==== INPUT DATA ====

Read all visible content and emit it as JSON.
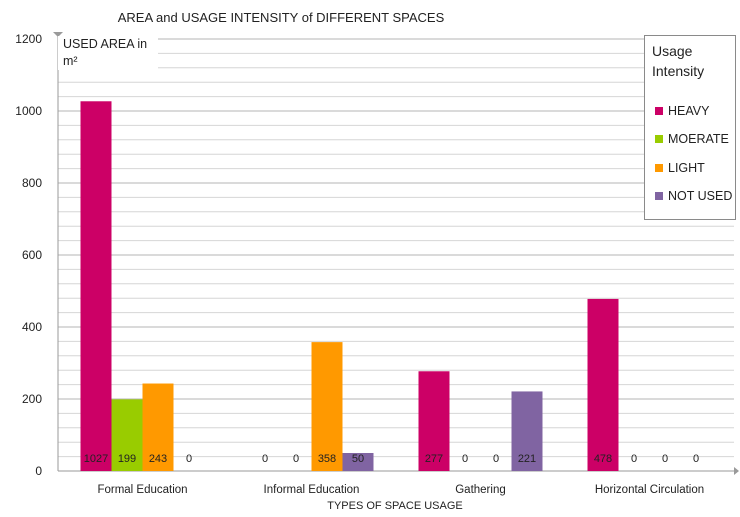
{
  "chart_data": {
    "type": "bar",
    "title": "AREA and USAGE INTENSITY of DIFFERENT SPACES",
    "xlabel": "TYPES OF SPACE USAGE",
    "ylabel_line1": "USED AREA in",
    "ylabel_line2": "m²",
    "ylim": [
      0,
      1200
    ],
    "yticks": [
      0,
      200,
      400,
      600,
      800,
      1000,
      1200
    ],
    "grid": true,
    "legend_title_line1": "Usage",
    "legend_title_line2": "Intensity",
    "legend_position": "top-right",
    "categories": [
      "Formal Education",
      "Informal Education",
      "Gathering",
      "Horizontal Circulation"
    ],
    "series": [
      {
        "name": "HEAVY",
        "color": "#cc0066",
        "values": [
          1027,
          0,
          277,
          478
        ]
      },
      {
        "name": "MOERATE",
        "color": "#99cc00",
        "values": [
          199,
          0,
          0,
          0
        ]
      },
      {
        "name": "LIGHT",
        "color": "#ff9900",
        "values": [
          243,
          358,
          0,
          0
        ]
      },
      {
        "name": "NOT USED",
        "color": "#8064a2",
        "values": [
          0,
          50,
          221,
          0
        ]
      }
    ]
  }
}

====

• TASK PROMPT:
From the data above, write out everything exactly except the pictures.

• RESULT FOR THIS TASK:
Read all visible content and emit it as JSON.
{
  "chart_data": {
    "type": "bar",
    "title": "AREA and USAGE INTENSITY of DIFFERENT SPACES",
    "xlabel": "TYPES OF SPACE USAGE",
    "ylabel_line1": "USED AREA in",
    "ylabel_line2": "m²",
    "ylim": [
      0,
      1200
    ],
    "yticks": [
      0,
      200,
      400,
      600,
      800,
      1000,
      1200
    ],
    "grid": true,
    "legend_title_line1": "Usage",
    "legend_title_line2": "Intensity",
    "legend_position": "top-right",
    "categories": [
      "Formal Education",
      "Informal Education",
      "Gathering",
      "Horizontal Circulation"
    ],
    "series": [
      {
        "name": "HEAVY",
        "color": "#cc0066",
        "values": [
          1027,
          0,
          277,
          478
        ]
      },
      {
        "name": "MOERATE",
        "color": "#99cc00",
        "values": [
          199,
          0,
          0,
          0
        ]
      },
      {
        "name": "LIGHT",
        "color": "#ff9900",
        "values": [
          243,
          358,
          0,
          0
        ]
      },
      {
        "name": "NOT USED",
        "color": "#8064a2",
        "values": [
          0,
          50,
          221,
          0
        ]
      }
    ]
  }
}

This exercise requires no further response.